Reproduce each record exactly.

* * * * * * *

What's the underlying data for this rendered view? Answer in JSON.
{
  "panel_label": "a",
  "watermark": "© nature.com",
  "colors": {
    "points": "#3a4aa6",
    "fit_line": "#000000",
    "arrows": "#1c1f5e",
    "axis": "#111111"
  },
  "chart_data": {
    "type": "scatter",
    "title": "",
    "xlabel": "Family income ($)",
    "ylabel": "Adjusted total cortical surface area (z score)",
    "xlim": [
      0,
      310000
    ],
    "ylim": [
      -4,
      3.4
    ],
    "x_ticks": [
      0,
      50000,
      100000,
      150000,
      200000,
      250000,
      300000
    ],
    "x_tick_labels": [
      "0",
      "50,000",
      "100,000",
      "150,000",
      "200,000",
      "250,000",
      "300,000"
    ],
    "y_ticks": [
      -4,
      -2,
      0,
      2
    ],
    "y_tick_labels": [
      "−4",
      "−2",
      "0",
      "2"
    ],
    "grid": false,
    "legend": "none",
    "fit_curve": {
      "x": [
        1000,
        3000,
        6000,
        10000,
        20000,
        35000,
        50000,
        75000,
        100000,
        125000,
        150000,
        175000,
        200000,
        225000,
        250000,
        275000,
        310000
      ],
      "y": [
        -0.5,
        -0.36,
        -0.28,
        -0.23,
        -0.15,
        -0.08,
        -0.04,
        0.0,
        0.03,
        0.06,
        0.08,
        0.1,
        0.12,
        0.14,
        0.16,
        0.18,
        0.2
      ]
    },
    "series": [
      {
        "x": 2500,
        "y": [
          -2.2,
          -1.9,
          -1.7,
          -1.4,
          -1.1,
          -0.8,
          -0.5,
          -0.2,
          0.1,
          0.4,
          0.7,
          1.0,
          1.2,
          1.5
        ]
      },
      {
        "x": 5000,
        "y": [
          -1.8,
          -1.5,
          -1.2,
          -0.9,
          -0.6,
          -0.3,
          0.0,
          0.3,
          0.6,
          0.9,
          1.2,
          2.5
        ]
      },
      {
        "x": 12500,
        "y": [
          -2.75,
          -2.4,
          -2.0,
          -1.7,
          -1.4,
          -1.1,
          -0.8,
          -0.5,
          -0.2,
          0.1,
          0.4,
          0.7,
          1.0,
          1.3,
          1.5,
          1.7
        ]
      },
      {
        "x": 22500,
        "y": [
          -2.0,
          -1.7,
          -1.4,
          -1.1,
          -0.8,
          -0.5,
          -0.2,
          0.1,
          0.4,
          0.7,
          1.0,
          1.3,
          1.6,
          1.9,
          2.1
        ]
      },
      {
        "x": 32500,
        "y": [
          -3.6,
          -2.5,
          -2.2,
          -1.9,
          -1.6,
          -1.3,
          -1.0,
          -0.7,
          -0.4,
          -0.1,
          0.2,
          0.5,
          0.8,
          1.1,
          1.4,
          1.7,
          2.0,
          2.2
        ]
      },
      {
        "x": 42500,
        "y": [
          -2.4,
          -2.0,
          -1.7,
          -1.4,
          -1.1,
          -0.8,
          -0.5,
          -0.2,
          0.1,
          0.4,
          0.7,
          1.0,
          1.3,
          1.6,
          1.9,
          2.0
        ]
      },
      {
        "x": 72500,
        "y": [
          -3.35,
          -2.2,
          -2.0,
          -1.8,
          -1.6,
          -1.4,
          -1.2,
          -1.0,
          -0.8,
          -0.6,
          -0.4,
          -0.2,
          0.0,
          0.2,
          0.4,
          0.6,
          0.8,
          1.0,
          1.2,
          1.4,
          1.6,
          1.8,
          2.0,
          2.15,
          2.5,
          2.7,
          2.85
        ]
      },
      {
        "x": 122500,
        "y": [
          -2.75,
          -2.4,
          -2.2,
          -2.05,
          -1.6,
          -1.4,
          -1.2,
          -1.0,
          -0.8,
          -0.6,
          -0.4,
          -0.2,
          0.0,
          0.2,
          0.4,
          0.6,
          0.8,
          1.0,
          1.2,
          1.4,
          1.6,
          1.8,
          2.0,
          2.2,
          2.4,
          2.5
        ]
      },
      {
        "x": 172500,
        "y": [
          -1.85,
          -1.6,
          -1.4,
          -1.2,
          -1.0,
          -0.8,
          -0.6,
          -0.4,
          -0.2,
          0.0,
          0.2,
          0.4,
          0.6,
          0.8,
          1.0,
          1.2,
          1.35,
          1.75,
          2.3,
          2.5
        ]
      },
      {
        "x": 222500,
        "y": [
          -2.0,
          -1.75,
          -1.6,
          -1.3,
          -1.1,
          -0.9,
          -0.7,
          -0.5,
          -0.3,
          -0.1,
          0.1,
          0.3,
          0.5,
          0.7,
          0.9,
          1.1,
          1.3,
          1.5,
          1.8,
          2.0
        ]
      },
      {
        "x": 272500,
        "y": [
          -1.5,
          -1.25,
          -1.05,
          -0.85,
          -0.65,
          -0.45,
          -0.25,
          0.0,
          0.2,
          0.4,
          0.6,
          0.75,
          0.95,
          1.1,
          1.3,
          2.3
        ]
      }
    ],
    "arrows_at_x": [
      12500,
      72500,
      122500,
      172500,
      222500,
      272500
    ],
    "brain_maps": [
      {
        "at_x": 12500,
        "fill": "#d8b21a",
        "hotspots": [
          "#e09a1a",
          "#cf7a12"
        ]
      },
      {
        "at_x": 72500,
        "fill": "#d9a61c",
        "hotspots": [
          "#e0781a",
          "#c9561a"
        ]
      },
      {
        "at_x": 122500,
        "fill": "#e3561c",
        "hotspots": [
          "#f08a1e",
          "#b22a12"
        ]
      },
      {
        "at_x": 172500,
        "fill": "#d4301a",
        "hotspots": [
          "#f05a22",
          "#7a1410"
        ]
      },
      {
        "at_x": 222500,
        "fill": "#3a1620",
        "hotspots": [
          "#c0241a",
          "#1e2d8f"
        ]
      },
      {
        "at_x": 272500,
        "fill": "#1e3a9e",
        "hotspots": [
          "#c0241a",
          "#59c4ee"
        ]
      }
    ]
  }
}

* * * * * * *

▶ **TASK OUTPUT**:
What's the underlying data for this rendered view? Answer in JSON.
{
  "panel_label": "a",
  "watermark": "© nature.com",
  "colors": {
    "points": "#3a4aa6",
    "fit_line": "#000000",
    "arrows": "#1c1f5e",
    "axis": "#111111"
  },
  "chart_data": {
    "type": "scatter",
    "title": "",
    "xlabel": "Family income ($)",
    "ylabel": "Adjusted total cortical surface area (z score)",
    "xlim": [
      0,
      310000
    ],
    "ylim": [
      -4,
      3.4
    ],
    "x_ticks": [
      0,
      50000,
      100000,
      150000,
      200000,
      250000,
      300000
    ],
    "x_tick_labels": [
      "0",
      "50,000",
      "100,000",
      "150,000",
      "200,000",
      "250,000",
      "300,000"
    ],
    "y_ticks": [
      -4,
      -2,
      0,
      2
    ],
    "y_tick_labels": [
      "−4",
      "−2",
      "0",
      "2"
    ],
    "grid": false,
    "legend": "none",
    "fit_curve": {
      "x": [
        1000,
        3000,
        6000,
        10000,
        20000,
        35000,
        50000,
        75000,
        100000,
        125000,
        150000,
        175000,
        200000,
        225000,
        250000,
        275000,
        310000
      ],
      "y": [
        -0.5,
        -0.36,
        -0.28,
        -0.23,
        -0.15,
        -0.08,
        -0.04,
        0.0,
        0.03,
        0.06,
        0.08,
        0.1,
        0.12,
        0.14,
        0.16,
        0.18,
        0.2
      ]
    },
    "series": [
      {
        "x": 2500,
        "y": [
          -2.2,
          -1.9,
          -1.7,
          -1.4,
          -1.1,
          -0.8,
          -0.5,
          -0.2,
          0.1,
          0.4,
          0.7,
          1.0,
          1.2,
          1.5
        ]
      },
      {
        "x": 5000,
        "y": [
          -1.8,
          -1.5,
          -1.2,
          -0.9,
          -0.6,
          -0.3,
          0.0,
          0.3,
          0.6,
          0.9,
          1.2,
          2.5
        ]
      },
      {
        "x": 12500,
        "y": [
          -2.75,
          -2.4,
          -2.0,
          -1.7,
          -1.4,
          -1.1,
          -0.8,
          -0.5,
          -0.2,
          0.1,
          0.4,
          0.7,
          1.0,
          1.3,
          1.5,
          1.7
        ]
      },
      {
        "x": 22500,
        "y": [
          -2.0,
          -1.7,
          -1.4,
          -1.1,
          -0.8,
          -0.5,
          -0.2,
          0.1,
          0.4,
          0.7,
          1.0,
          1.3,
          1.6,
          1.9,
          2.1
        ]
      },
      {
        "x": 32500,
        "y": [
          -3.6,
          -2.5,
          -2.2,
          -1.9,
          -1.6,
          -1.3,
          -1.0,
          -0.7,
          -0.4,
          -0.1,
          0.2,
          0.5,
          0.8,
          1.1,
          1.4,
          1.7,
          2.0,
          2.2
        ]
      },
      {
        "x": 42500,
        "y": [
          -2.4,
          -2.0,
          -1.7,
          -1.4,
          -1.1,
          -0.8,
          -0.5,
          -0.2,
          0.1,
          0.4,
          0.7,
          1.0,
          1.3,
          1.6,
          1.9,
          2.0
        ]
      },
      {
        "x": 72500,
        "y": [
          -3.35,
          -2.2,
          -2.0,
          -1.8,
          -1.6,
          -1.4,
          -1.2,
          -1.0,
          -0.8,
          -0.6,
          -0.4,
          -0.2,
          0.0,
          0.2,
          0.4,
          0.6,
          0.8,
          1.0,
          1.2,
          1.4,
          1.6,
          1.8,
          2.0,
          2.15,
          2.5,
          2.7,
          2.85
        ]
      },
      {
        "x": 122500,
        "y": [
          -2.75,
          -2.4,
          -2.2,
          -2.05,
          -1.6,
          -1.4,
          -1.2,
          -1.0,
          -0.8,
          -0.6,
          -0.4,
          -0.2,
          0.0,
          0.2,
          0.4,
          0.6,
          0.8,
          1.0,
          1.2,
          1.4,
          1.6,
          1.8,
          2.0,
          2.2,
          2.4,
          2.5
        ]
      },
      {
        "x": 172500,
        "y": [
          -1.85,
          -1.6,
          -1.4,
          -1.2,
          -1.0,
          -0.8,
          -0.6,
          -0.4,
          -0.2,
          0.0,
          0.2,
          0.4,
          0.6,
          0.8,
          1.0,
          1.2,
          1.35,
          1.75,
          2.3,
          2.5
        ]
      },
      {
        "x": 222500,
        "y": [
          -2.0,
          -1.75,
          -1.6,
          -1.3,
          -1.1,
          -0.9,
          -0.7,
          -0.5,
          -0.3,
          -0.1,
          0.1,
          0.3,
          0.5,
          0.7,
          0.9,
          1.1,
          1.3,
          1.5,
          1.8,
          2.0
        ]
      },
      {
        "x": 272500,
        "y": [
          -1.5,
          -1.25,
          -1.05,
          -0.85,
          -0.65,
          -0.45,
          -0.25,
          0.0,
          0.2,
          0.4,
          0.6,
          0.75,
          0.95,
          1.1,
          1.3,
          2.3
        ]
      }
    ],
    "arrows_at_x": [
      12500,
      72500,
      122500,
      172500,
      222500,
      272500
    ],
    "brain_maps": [
      {
        "at_x": 12500,
        "fill": "#d8b21a",
        "hotspots": [
          "#e09a1a",
          "#cf7a12"
        ]
      },
      {
        "at_x": 72500,
        "fill": "#d9a61c",
        "hotspots": [
          "#e0781a",
          "#c9561a"
        ]
      },
      {
        "at_x": 122500,
        "fill": "#e3561c",
        "hotspots": [
          "#f08a1e",
          "#b22a12"
        ]
      },
      {
        "at_x": 172500,
        "fill": "#d4301a",
        "hotspots": [
          "#f05a22",
          "#7a1410"
        ]
      },
      {
        "at_x": 222500,
        "fill": "#3a1620",
        "hotspots": [
          "#c0241a",
          "#1e2d8f"
        ]
      },
      {
        "at_x": 272500,
        "fill": "#1e3a9e",
        "hotspots": [
          "#c0241a",
          "#59c4ee"
        ]
      }
    ]
  }
}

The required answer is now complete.